▶ **Directions for this task**: Every line of the material that follows must be printed again exactly.

▶ **Supplied material**:
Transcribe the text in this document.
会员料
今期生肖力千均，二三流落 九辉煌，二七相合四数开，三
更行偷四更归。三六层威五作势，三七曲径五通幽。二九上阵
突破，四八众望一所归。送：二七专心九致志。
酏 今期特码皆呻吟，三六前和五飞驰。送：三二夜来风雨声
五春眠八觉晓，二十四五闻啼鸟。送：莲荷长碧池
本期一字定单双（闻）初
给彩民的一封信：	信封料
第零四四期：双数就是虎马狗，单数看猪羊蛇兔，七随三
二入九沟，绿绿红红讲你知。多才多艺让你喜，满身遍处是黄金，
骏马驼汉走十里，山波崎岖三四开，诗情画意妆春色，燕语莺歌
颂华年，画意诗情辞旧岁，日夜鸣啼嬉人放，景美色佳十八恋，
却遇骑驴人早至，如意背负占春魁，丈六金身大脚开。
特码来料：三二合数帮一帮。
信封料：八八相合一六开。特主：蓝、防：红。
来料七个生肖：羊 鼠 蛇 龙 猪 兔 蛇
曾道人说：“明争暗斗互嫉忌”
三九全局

▶ **Result**:
Transcribe the text in this document.
会员料
今期生肖力千均，二三流落 九辉煌，二七相合四数开，三
更行偷四更归。三六层威五作势，三七曲径五通幽。二九上阵
突破，四八众望一所归。送：二七专心九致志。
酏 今期特码皆呻吟，三六前和五飞驰。送：三二夜来风雨声
五春眠八觉晓，二十四五闻啼鸟。送：莲荷长碧池
本期一字定单双（闻）初
给彩民的一封信：	信封料
第零四四期：双数就是虎马狗，单数看猪羊蛇兔，七随三
二入九沟，绿绿红红讲你知。多才多艺让你喜，满身遍处是黄金，
骏马驼汉走十里，山波崎岖三四开，诗情画意妆春色，燕语莺歌
颂华年，画意诗情辞旧岁，日夜鸣啼嬉人放，景美色佳十八恋，
却遇骑驴人早至，如意背负占春魁，丈六金身大脚开。
特码来料：三二合数帮一帮。
信封料：八八相合一六开。特主：蓝、防：红。
来料七个生肖：羊 鼠 蛇 龙 猪 兔 蛇
曾道人说：“明争暗斗互嫉忌”
三九全局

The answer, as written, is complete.